__SET PROBLEM__. In the entries below, count every line with the string "Cortex". State the count and nothing else.
:: DATA TO USE
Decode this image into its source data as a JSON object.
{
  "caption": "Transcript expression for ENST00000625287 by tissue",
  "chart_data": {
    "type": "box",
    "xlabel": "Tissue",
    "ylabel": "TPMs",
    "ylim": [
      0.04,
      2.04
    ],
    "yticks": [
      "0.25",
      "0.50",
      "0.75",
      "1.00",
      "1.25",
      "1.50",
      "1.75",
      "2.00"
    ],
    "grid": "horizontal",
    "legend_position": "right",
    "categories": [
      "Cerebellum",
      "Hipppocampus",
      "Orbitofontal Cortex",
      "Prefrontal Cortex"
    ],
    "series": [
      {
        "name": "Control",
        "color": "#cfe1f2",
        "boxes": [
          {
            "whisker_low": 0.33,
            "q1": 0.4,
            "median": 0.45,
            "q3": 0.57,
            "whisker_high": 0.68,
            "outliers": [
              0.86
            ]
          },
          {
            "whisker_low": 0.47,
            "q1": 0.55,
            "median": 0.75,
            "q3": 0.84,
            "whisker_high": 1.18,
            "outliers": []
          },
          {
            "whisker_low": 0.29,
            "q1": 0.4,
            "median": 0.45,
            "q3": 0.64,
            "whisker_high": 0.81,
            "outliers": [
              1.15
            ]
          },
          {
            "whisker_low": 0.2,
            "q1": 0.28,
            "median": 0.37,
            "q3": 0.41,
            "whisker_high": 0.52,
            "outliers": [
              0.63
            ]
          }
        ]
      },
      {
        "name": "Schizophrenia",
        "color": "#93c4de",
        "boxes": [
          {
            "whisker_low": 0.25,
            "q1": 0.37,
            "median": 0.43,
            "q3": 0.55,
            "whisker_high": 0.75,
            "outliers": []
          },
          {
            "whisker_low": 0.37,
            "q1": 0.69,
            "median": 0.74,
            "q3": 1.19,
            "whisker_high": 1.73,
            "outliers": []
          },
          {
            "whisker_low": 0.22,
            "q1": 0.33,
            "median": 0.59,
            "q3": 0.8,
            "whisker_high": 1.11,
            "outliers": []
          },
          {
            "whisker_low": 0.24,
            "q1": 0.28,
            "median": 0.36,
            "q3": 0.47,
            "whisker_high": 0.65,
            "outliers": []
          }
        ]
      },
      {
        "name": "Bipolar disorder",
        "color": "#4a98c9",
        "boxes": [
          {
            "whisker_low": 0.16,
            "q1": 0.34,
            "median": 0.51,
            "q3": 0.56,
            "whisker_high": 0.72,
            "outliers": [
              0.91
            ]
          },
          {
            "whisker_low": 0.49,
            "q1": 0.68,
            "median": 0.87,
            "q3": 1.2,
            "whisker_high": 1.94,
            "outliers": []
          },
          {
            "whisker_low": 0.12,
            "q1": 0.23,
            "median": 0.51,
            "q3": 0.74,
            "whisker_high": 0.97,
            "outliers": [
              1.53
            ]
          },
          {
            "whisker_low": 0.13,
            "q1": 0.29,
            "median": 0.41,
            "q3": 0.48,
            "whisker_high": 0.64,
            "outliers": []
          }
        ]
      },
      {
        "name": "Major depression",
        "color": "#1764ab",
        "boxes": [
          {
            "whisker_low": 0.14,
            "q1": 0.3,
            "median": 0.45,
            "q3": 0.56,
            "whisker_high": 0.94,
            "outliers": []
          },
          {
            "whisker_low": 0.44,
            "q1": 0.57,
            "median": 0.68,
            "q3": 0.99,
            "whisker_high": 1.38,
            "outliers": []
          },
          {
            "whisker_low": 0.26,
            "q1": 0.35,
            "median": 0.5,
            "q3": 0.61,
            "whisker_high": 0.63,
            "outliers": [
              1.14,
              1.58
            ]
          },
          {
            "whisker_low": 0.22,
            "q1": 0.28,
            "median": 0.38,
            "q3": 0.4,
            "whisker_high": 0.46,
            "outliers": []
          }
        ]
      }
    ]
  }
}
::::
__REPLY TO THE TASK__. 2